EXERCISE. Each entry below is to be written out exactly, and the pictures are to be left out.

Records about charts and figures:
# # # # #
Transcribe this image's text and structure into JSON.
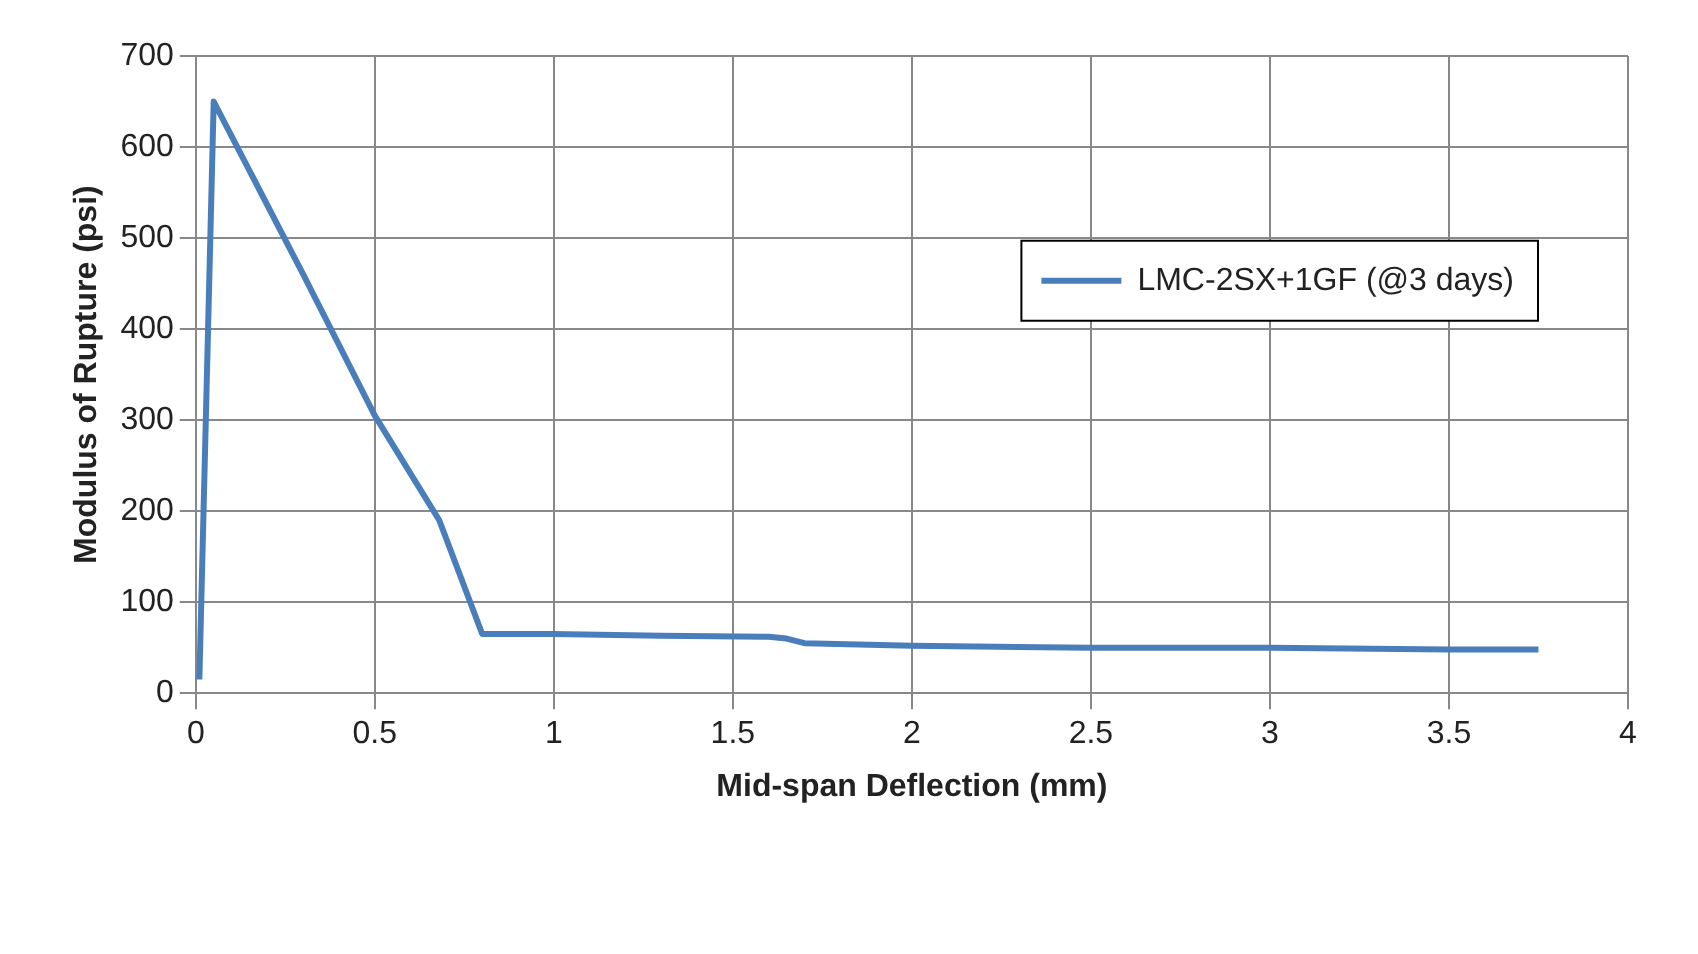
{
  "chart_data": {
    "type": "line",
    "xlabel": "Mid-span Deflection (mm)",
    "ylabel": "Modulus of Rupture (psi)",
    "series": [
      {
        "name": "LMC-2SX+1GF (@3 days)",
        "color": "#4a7ebb",
        "x": [
          0.01,
          0.05,
          0.3,
          0.5,
          0.68,
          0.8,
          1.0,
          1.3,
          1.6,
          1.65,
          1.7,
          2.0,
          2.5,
          3.0,
          3.5,
          3.75
        ],
        "values": [
          15,
          650,
          460,
          305,
          190,
          65,
          65,
          63,
          62,
          60,
          55,
          52,
          50,
          50,
          48,
          48
        ]
      }
    ],
    "xlim": [
      0,
      4
    ],
    "xticks": [
      0,
      0.5,
      1,
      1.5,
      2,
      2.5,
      3,
      3.5,
      4
    ],
    "ylim": [
      0,
      700
    ],
    "yticks": [
      0,
      100,
      200,
      300,
      400,
      500,
      600,
      700
    ],
    "grid": true,
    "legend": "top right",
    "marker": "none",
    "line_style": "solid"
  }
}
# # # # #
FINAL RESULT.
Transcribe this image's text and structure into JSON.
{
  "chart_data": {
    "type": "line",
    "xlabel": "Mid-span Deflection (mm)",
    "ylabel": "Modulus of Rupture (psi)",
    "series": [
      {
        "name": "LMC-2SX+1GF (@3 days)",
        "color": "#4a7ebb",
        "x": [
          0.01,
          0.05,
          0.3,
          0.5,
          0.68,
          0.8,
          1.0,
          1.3,
          1.6,
          1.65,
          1.7,
          2.0,
          2.5,
          3.0,
          3.5,
          3.75
        ],
        "values": [
          15,
          650,
          460,
          305,
          190,
          65,
          65,
          63,
          62,
          60,
          55,
          52,
          50,
          50,
          48,
          48
        ]
      }
    ],
    "xlim": [
      0,
      4
    ],
    "xticks": [
      0,
      0.5,
      1,
      1.5,
      2,
      2.5,
      3,
      3.5,
      4
    ],
    "ylim": [
      0,
      700
    ],
    "yticks": [
      0,
      100,
      200,
      300,
      400,
      500,
      600,
      700
    ],
    "grid": true,
    "legend": "top right",
    "marker": "none",
    "line_style": "solid"
  }
}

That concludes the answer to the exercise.